PROBLEM TO WORK ON
For this exercise, output only the lines between the "Output the underlying" line and the "Convert this chart" line, both of them included, and skip all pictures.

RECORDS FOR PROCESSING
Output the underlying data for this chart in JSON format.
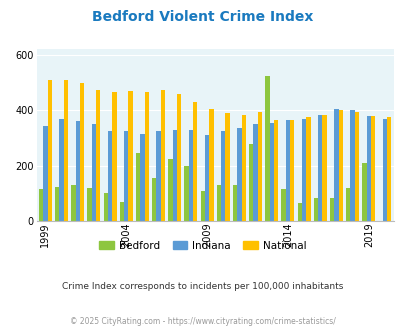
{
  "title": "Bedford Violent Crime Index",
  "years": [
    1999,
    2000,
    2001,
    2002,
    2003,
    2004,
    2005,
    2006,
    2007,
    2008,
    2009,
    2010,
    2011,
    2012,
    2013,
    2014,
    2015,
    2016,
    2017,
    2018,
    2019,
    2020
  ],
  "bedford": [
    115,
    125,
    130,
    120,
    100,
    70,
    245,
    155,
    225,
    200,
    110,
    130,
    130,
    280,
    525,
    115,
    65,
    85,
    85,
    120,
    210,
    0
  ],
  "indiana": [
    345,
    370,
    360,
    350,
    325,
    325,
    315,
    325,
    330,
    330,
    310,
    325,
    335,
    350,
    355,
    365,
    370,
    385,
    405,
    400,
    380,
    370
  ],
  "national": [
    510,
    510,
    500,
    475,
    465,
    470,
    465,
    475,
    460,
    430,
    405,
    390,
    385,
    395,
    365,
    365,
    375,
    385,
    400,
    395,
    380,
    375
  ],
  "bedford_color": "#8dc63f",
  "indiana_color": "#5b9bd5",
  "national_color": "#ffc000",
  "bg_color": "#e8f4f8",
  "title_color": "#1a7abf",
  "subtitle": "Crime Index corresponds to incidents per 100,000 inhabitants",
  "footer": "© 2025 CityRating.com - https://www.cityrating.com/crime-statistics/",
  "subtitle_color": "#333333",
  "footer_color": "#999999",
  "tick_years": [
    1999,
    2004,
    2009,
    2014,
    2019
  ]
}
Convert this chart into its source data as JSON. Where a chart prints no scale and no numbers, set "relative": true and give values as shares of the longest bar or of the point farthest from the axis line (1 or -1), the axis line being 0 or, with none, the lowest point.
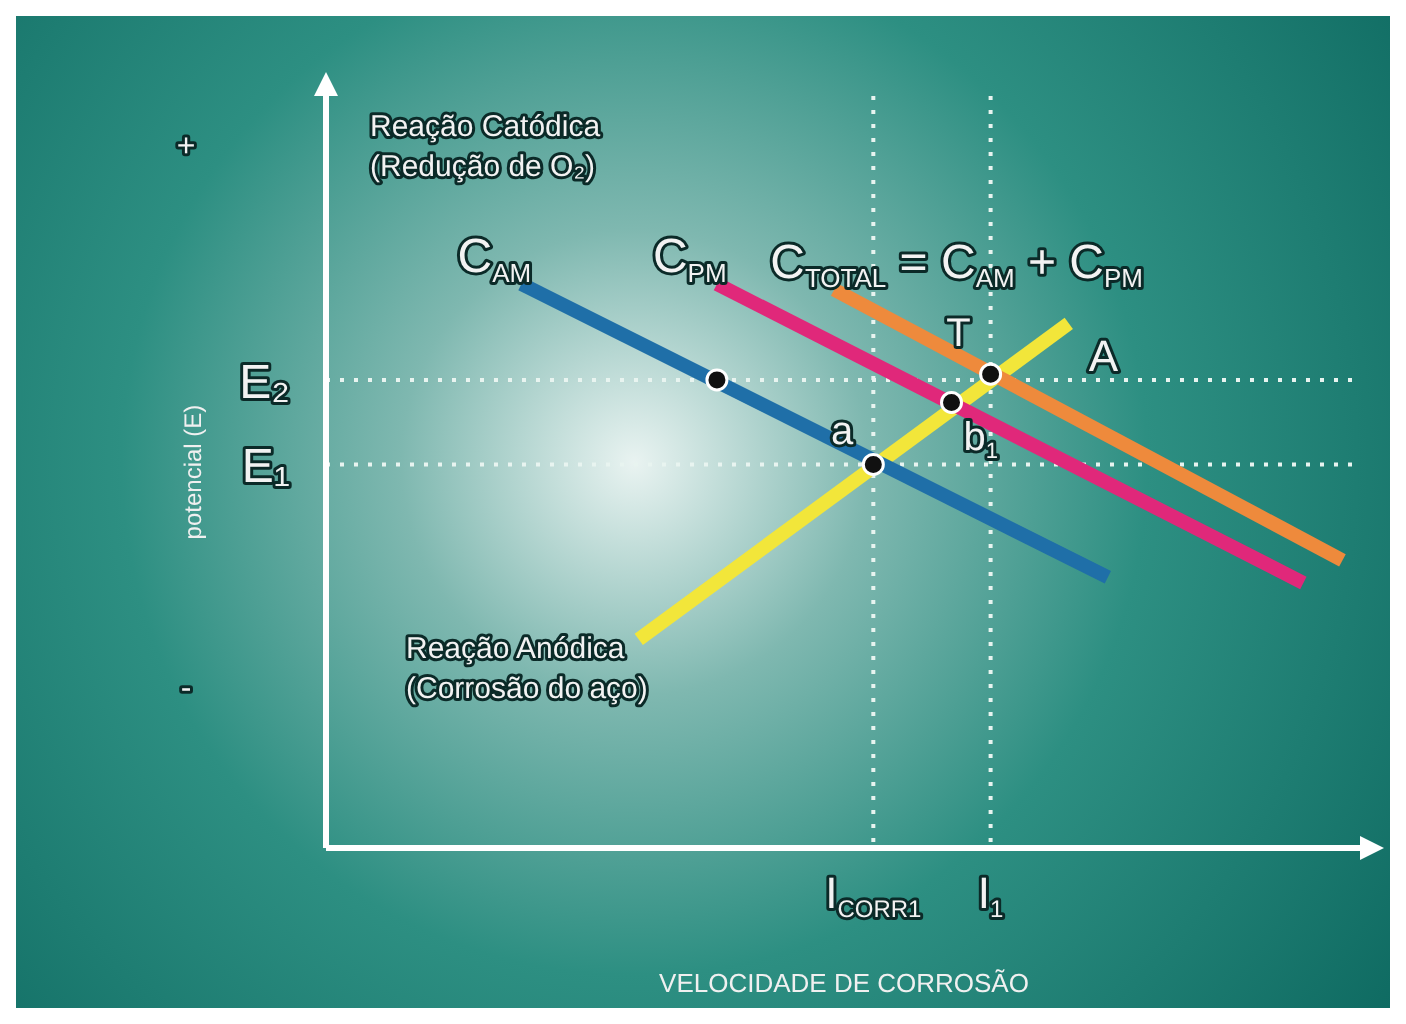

* * *

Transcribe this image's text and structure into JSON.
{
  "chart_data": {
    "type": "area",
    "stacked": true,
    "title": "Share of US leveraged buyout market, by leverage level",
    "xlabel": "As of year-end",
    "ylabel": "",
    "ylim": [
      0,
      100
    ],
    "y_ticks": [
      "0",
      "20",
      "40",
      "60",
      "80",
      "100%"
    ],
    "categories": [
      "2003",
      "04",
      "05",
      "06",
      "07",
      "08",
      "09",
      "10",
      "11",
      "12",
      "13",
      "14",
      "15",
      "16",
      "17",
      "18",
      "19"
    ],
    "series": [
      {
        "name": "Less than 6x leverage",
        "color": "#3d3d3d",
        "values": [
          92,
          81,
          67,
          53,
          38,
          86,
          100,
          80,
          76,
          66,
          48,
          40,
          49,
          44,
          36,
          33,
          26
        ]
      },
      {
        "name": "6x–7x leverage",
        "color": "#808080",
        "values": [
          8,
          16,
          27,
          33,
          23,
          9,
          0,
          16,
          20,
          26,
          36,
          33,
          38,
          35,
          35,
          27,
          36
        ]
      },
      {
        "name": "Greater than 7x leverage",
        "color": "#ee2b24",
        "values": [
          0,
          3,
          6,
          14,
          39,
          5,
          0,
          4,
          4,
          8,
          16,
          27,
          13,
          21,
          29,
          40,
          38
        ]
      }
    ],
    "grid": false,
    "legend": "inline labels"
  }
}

* * *

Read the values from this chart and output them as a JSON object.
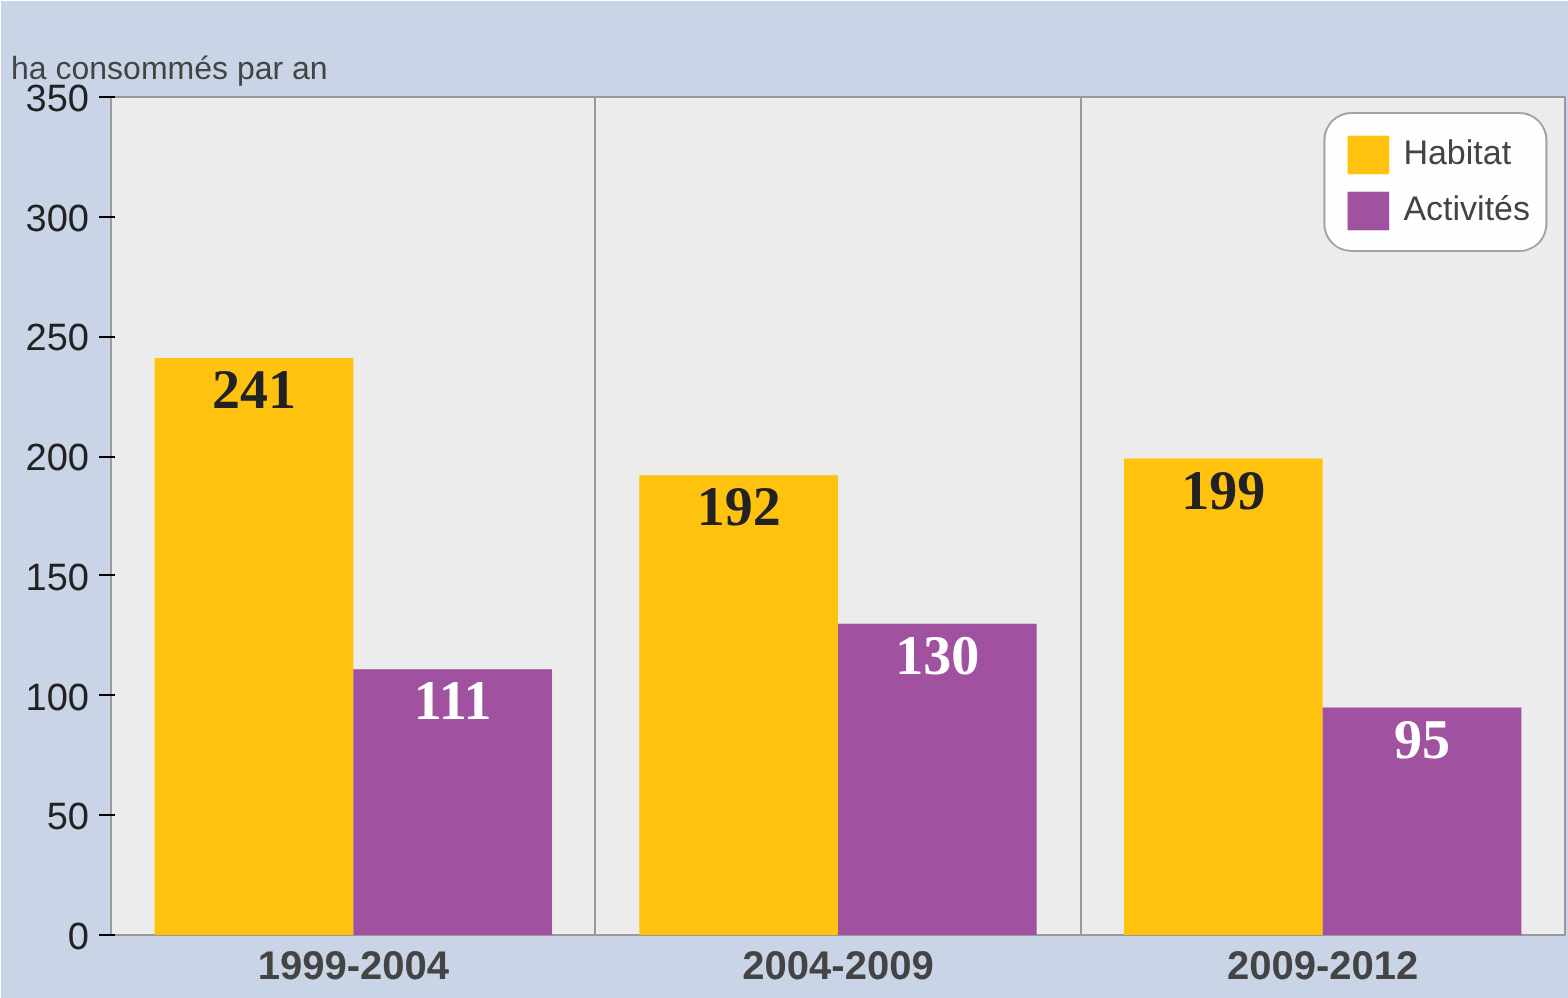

FULL ANSWER
Output the underlying data for this chart in JSON format.
{
  "title": "Bedford Violent Crime Index",
  "years": [
    1999,
    2000,
    2001,
    2002,
    2003,
    2004,
    2005,
    2006,
    2007,
    2008,
    2009,
    2010,
    2011,
    2012,
    2013,
    2014,
    2015,
    2016,
    2017,
    2018,
    2019,
    2020
  ],
  "bedford": [
    115,
    125,
    130,
    120,
    100,
    70,
    245,
    155,
    225,
    200,
    110,
    130,
    130,
    280,
    525,
    115,
    65,
    85,
    85,
    120,
    210,
    0
  ],
  "indiana": [
    345,
    370,
    360,
    350,
    325,
    325,
    315,
    325,
    330,
    330,
    310,
    325,
    335,
    350,
    355,
    365,
    370,
    385,
    405,
    400,
    380,
    370
  ],
  "national": [
    510,
    510,
    500,
    475,
    465,
    470,
    465,
    475,
    460,
    430,
    405,
    390,
    385,
    395,
    365,
    365,
    375,
    385,
    400,
    395,
    380,
    375
  ],
  "bedford_color": "#8dc63f",
  "indiana_color": "#5b9bd5",
  "national_color": "#ffc000",
  "bg_color": "#e8f4f8",
  "title_color": "#1a7abf",
  "subtitle": "Crime Index corresponds to incidents per 100,000 inhabitants",
  "footer": "© 2025 CityRating.com - https://www.cityrating.com/crime-statistics/",
  "subtitle_color": "#333333",
  "footer_color": "#999999",
  "tick_years": [
    1999,
    2004,
    2009,
    2014,
    2019
  ]
}
Convert this chart into its source data as JSON. Where a chart prints no scale and no numbers, set "relative": true and give values as shares of the longest bar or of the point farthest from the axis line (1 or -1), the axis line being 0 or, with none, the lowest point.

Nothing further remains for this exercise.